* Geselecteerde tekst
● ● ● ● ● ● ●

Kees Jonkman (Kitty)

Voor Kees Jonkman werd die middag in Mariposa, een speciaalzaak voor travestie, alles anders. Toen een medewerkster de perfecte pruik op zijn hoofd zette, het sluike haar zorgvuldig schikte en hem een spiegel voorhield, was ze daar ineens: Kitty. Niets kon hij uitbrengen. Hij kon zijn ogen niet afhouden van die zachtere versie van hemzelf. En hij dacht: naar jou ben ik al die ­jaren op zoek geweest. "Het was het mooiste moment uit mijn leven,"

● ● ● ● ● ● ●

* Aangeleverd materiaal

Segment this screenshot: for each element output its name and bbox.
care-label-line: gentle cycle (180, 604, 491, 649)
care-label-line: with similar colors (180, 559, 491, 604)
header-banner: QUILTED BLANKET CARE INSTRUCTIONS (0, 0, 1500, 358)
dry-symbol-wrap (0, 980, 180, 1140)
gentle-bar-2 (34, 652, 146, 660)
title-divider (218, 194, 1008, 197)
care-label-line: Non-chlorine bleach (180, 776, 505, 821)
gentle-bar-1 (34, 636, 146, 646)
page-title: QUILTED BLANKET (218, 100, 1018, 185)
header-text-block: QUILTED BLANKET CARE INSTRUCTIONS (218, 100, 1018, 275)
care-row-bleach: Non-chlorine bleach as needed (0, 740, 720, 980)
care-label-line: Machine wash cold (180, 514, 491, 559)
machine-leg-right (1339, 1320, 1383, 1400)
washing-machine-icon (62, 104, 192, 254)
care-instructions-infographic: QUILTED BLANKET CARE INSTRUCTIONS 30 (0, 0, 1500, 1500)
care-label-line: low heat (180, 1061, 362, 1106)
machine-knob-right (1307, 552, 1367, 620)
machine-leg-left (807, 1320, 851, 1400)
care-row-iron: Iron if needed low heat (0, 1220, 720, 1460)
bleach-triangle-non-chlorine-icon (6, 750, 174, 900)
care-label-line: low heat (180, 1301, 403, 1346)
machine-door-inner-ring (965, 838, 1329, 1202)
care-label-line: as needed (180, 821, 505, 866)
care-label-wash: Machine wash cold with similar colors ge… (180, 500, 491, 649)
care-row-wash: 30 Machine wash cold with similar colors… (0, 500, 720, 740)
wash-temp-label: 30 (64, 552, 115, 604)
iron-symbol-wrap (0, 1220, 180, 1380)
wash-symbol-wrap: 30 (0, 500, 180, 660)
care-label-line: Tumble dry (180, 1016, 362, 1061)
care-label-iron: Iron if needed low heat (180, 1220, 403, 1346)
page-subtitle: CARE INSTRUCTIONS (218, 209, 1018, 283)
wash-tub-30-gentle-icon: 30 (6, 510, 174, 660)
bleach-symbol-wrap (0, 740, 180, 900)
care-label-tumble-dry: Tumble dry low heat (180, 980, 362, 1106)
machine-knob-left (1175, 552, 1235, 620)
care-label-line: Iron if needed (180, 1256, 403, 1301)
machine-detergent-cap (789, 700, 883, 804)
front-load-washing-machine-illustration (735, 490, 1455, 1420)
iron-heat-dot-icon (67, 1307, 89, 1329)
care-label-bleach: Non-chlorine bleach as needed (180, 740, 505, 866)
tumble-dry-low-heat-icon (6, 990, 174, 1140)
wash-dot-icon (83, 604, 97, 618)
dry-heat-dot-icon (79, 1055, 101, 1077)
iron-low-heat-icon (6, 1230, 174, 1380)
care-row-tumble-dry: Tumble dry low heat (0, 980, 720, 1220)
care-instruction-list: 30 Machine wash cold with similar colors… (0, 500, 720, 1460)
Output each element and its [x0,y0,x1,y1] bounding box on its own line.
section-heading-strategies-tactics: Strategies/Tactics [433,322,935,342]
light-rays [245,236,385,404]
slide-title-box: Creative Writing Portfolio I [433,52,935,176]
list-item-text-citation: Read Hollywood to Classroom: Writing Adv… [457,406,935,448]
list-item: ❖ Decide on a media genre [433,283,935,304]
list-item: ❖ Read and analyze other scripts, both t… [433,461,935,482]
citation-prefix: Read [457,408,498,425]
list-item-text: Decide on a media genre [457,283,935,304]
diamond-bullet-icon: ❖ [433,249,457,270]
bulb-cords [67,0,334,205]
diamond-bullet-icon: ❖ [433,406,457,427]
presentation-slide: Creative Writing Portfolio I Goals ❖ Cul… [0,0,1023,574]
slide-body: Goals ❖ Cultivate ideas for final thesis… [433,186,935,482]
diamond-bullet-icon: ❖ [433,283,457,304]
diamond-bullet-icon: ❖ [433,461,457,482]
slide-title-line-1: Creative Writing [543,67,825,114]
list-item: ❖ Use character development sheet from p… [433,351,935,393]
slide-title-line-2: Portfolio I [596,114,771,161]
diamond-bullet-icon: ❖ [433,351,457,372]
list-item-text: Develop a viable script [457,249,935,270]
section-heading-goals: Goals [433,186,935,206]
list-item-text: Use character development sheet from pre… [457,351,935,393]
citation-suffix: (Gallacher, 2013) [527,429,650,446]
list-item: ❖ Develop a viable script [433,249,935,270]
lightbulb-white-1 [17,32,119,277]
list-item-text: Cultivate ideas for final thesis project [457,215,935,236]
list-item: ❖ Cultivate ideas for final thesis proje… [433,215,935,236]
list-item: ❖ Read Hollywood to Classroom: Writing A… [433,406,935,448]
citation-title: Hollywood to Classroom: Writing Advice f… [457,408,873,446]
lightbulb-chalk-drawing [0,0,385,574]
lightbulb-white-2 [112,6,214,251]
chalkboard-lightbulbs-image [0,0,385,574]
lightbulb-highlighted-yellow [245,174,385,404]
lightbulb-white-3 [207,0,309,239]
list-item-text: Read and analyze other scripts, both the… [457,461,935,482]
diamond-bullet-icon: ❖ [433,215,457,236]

● ● ● ● ● ● ●

* Wat gevraagd wordt
Schrijf alsjeblieft de tekst over Kees Jonkman en Kitty verder, te beginnen na het laatste stuk dat er staat.

* Het resultaat
Het zat, achteraf bezien, altijd al in hem. Dertien jaar was Kees toen hij stiekem kleding uit de kast van zijn zus pikte. "Die trok ik aan als er niemand thuis was. Ik viel wel gewoon op vrouwen, maar voelde me vaak ook een meisje. Dat liet ik aan niemand merken. Kees was twee keer getrouwd, maar droeg zijn vrouwelijke gevoelens nooit uit. "Mijn ex-vrouwen wisten er niks van. Zelf was ik er ook niet mee bezig. Ik had het te druk met andere dingen." Rond zijn veertigste, nadat ook zijn tweede huwelijk was gestrand, zocht Kees online op travestie en transgenders. "Ik begreep eindelijk wat me mankeerde. Vanaf dat moment trad ik als Kitty naar buiten. Dat speelde zich vooral 's nachts in het uitgaansleven af." Overdag werkte Jonkman als bouwvakker. Hoewel hij soms moeilijk aansluiting vond in die machowereld, oogde hij zo potig en rauw dat zijn collega's hem eerder als een aardige, zonderlinge knakker beschouwden dan dat ze ooit een Kitty in hem hadden vermoed. 

Toch durfde Jonkman het op een dag aan om ze een foto van zichzelf als ­Kitty te laten zien.
"We dronken op vrijdagmiddag na het werk altijd een slokkie in de kroeg. Ik liet die foto zien. Mijn collega begon te lachen. 'Dat meen je niet, man! Ben jij dat? Je dolt me!' De foto ging meteen rond. Tot grote ­hilariteit van iedereen. Maar op een enkeling na werd het toch geaccepteerd."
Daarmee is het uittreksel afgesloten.